▶ Task instructions
How many lines of these entries hold the string "what"? Answer with the number alone.

▶ Source data
_ _ _ _
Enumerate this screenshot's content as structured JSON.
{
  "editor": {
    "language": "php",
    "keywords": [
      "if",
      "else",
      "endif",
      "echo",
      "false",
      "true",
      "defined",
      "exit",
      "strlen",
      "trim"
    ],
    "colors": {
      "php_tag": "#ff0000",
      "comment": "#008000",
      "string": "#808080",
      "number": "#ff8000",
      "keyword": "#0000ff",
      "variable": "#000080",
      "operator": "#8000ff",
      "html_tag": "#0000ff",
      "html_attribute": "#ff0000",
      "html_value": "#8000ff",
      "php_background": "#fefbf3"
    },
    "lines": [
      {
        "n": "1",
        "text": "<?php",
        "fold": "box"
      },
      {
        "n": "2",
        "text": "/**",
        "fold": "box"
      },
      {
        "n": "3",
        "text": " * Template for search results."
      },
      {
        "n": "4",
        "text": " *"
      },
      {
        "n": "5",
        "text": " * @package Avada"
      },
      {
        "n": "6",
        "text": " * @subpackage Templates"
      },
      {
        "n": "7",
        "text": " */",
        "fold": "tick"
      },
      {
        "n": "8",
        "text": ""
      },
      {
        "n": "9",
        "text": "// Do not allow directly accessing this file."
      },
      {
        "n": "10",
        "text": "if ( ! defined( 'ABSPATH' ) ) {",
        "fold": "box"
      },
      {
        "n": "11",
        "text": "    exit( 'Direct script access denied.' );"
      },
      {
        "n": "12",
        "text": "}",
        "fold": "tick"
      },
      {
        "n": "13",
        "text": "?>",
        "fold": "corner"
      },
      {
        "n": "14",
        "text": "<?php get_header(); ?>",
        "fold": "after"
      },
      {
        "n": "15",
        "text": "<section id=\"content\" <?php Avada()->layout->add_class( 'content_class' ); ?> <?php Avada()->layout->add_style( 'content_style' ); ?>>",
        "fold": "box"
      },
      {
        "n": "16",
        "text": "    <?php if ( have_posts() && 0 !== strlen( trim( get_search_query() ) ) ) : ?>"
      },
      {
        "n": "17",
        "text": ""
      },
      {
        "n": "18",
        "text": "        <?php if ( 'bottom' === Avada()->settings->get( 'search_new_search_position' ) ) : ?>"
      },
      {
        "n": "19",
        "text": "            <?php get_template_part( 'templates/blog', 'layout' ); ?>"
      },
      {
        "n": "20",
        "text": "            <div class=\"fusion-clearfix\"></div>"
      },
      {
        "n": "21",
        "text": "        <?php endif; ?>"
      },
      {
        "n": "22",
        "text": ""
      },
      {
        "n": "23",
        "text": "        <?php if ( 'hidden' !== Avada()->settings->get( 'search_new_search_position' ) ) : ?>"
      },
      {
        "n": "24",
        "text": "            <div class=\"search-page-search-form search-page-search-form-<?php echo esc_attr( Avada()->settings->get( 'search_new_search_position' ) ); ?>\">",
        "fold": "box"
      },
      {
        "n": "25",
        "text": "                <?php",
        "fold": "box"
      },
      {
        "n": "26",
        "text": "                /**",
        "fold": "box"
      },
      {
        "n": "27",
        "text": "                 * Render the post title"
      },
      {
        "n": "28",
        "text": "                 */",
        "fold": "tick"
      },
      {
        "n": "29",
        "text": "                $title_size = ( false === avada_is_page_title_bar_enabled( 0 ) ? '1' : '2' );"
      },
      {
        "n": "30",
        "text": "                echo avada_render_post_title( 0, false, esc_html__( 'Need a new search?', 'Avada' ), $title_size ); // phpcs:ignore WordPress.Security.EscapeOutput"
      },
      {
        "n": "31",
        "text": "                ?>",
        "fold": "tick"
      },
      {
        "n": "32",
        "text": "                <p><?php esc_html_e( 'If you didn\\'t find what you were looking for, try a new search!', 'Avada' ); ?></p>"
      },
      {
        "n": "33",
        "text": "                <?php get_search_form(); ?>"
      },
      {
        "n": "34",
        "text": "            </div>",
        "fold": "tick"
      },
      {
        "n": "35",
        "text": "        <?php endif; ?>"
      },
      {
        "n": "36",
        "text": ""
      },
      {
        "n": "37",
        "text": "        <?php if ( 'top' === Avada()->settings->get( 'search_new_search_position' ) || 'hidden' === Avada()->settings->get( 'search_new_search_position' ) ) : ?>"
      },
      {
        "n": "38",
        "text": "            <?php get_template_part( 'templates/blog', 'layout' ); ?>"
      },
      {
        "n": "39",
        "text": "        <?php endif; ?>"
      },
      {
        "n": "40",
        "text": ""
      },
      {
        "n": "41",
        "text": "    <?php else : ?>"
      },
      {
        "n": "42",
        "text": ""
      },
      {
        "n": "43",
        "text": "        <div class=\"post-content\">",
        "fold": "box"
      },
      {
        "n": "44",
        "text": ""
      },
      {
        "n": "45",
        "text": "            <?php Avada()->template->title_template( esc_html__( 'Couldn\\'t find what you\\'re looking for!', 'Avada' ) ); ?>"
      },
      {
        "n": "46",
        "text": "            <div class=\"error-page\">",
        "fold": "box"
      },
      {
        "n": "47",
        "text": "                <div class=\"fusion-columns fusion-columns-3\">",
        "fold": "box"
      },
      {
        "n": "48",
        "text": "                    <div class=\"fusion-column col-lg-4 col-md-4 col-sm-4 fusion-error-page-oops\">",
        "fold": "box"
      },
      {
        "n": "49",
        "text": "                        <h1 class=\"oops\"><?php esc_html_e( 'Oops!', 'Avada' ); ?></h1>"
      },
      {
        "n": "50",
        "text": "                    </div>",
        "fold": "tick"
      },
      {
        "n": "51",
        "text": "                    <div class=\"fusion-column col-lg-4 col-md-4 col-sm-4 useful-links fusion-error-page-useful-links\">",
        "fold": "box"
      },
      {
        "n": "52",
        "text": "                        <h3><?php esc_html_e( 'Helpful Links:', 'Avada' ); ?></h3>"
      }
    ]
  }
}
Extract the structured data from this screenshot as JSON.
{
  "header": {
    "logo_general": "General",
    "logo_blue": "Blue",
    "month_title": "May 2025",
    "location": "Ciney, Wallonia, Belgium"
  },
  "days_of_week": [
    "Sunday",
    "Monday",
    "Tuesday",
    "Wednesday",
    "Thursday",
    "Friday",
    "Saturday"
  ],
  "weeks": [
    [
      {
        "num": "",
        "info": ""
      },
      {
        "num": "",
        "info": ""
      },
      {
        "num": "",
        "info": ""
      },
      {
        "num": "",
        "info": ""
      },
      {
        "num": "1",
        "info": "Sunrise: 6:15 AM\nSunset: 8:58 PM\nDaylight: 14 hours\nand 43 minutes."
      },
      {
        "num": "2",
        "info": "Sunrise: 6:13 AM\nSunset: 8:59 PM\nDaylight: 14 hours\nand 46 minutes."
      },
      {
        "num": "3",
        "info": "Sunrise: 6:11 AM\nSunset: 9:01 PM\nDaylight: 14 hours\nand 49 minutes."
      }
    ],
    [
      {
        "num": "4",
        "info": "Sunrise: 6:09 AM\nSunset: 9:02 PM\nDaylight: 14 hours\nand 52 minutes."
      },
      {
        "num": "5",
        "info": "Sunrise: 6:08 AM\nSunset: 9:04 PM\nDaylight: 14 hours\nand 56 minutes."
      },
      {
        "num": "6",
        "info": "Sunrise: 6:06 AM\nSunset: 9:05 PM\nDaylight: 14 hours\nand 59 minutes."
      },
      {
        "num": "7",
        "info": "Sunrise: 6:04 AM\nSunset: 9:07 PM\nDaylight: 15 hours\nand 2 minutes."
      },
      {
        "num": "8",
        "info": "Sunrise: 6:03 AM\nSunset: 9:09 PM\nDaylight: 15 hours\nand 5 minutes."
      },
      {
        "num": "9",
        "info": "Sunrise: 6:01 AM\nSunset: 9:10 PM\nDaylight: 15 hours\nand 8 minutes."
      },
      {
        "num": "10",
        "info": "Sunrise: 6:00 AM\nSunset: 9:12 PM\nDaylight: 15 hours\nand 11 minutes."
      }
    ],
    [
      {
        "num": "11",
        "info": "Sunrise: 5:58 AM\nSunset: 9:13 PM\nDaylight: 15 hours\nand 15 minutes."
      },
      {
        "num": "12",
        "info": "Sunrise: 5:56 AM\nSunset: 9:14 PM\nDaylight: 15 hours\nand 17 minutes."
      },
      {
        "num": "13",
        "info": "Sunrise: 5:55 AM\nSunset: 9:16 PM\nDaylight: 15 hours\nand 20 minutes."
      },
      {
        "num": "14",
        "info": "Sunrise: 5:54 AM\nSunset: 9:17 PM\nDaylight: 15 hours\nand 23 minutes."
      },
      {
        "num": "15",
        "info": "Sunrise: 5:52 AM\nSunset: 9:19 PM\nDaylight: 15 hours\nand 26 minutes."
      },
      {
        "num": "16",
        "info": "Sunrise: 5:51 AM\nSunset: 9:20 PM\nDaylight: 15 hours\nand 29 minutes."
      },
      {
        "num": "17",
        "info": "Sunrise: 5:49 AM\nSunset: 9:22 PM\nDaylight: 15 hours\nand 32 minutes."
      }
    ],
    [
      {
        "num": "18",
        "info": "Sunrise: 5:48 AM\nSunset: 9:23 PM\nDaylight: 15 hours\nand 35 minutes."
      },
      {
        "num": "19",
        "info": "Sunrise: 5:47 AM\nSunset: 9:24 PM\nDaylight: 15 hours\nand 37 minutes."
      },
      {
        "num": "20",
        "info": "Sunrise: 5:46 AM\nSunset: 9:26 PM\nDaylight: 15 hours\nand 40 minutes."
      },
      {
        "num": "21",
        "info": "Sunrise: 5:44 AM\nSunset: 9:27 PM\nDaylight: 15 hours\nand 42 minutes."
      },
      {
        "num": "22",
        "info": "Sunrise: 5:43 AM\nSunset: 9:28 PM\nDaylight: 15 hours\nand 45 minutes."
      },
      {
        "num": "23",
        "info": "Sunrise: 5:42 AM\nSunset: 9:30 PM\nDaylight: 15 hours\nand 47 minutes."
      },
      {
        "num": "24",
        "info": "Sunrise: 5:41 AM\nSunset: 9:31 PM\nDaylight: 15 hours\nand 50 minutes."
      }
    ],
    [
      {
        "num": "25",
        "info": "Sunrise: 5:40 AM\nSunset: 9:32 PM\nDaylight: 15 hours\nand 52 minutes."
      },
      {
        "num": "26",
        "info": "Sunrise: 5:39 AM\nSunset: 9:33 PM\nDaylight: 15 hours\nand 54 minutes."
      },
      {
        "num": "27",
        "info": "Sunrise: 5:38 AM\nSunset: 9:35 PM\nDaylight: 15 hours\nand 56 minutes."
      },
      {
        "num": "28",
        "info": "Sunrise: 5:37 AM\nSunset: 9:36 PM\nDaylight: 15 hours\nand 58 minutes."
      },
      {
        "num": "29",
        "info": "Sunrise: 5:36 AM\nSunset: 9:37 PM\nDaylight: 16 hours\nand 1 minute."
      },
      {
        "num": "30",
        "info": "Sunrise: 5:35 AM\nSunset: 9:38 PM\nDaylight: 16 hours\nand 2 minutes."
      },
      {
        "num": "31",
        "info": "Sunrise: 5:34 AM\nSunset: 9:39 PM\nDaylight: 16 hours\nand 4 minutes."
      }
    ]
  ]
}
_ _ _ _
▶ Response
2